> _GIVEN INSTRUCTION A_
Using the excerpted text on optical microscopy, decide whether each statement agrees with it. Answer yes or no for each, and quote the exact words that decide it. (i) The relative position of object and microscope must be adjustable in all three spatial directions. (ii) Until now, the object has typically stayed still while the microscope was moved. (iii) The derivation of electrical potentials in neurophysiology is named as an example where moving the object can be a problem.

··· EXCERPTED TEXT ···

The present invention relates to an imaging device for optical-microscopic imaging of an object, particularly an optical microscope having an adjustable objective, and a method for optical microscopy.
In optical microscopy, it is typically necessary to set the position of an object (sample) in relation to the microscope and particularly in relation to the objective of the microscope and possibly change the position in a predetermined way during the microscopic imaging or observation or between different imaging or observation steps. The mutual arrangement (relative position) must be adjustable in all three spatial directions. For some applications, there is the additional requirement of variation of the observation angle, i.e., the angle between the optical axis of the objective and the surface normal of the object, for example.
Until now, it has been typical to use an adjustable table having a drive for all three spatial directions to adjust the relative position. The object is situated on the adjustable table and positioned in relation to the fixed microscope. For many applications, however, it is undesirable or even impossible to move the object in relation to the microscope. Examples of this are the observation of heavy objects or objects which are immovable for another reason or the combination of microscopic imaging with other measurement or manipulation methods, such as the derivation of electrical potentials in neurophysiology.

··· ENTRIES SUPPLIED ···

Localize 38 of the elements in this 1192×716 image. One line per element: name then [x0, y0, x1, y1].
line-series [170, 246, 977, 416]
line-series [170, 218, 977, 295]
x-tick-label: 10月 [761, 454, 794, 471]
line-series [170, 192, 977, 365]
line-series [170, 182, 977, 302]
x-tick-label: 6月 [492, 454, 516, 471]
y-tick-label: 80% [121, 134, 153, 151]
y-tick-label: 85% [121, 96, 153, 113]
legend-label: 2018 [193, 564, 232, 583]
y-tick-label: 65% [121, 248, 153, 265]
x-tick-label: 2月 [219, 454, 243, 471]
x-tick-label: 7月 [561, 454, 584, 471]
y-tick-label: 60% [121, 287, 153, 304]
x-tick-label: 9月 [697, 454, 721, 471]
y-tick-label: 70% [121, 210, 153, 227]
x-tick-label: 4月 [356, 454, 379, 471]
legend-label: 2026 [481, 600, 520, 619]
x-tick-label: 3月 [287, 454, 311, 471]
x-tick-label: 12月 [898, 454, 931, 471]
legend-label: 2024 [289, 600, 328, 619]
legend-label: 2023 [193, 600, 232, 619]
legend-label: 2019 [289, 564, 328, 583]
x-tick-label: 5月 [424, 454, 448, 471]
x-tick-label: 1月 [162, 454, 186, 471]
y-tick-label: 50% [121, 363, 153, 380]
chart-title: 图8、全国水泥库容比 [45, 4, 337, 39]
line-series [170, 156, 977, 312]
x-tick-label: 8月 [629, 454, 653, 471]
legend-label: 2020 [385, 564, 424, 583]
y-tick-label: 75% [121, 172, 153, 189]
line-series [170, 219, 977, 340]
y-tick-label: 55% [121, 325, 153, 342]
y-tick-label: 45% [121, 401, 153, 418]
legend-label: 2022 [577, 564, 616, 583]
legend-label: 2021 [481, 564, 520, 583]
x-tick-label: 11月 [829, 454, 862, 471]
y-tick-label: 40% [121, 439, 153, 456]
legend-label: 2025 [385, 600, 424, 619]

···

> _GIVEN INSTRUCTION B_
Write out everything in the records from the start down to the line containing "y-tick-label: 85% [121, 96, 153, 113]", substituting "data-line" for "line-series" and leaving all else unchanged.

> _EXERCISE ANSWER A_
(i) Yes: "The mutual arrangement (relative position) must be adjustable in all three spatial directions."
(ii) No: "The object is situated on the adjustable table and positioned in relation to the fixed microscope."
(iii) Yes: "the combination of microscopic imaging with other measurement or manipulation methods, such as the derivation of electrical potentials in neurophysiology."

> _EXERCISE ANSWER B_
Localize 38 of the elements in this 1192×716 image. One line per element: name then [x0, y0, x1, y1].
data-line [170, 246, 977, 416]
data-line [170, 218, 977, 295]
x-tick-label: 10月 [761, 454, 794, 471]
data-line [170, 192, 977, 365]
data-line [170, 182, 977, 302]
x-tick-label: 6月 [492, 454, 516, 471]
y-tick-label: 80% [121, 134, 153, 151]
y-tick-label: 85% [121, 96, 153, 113]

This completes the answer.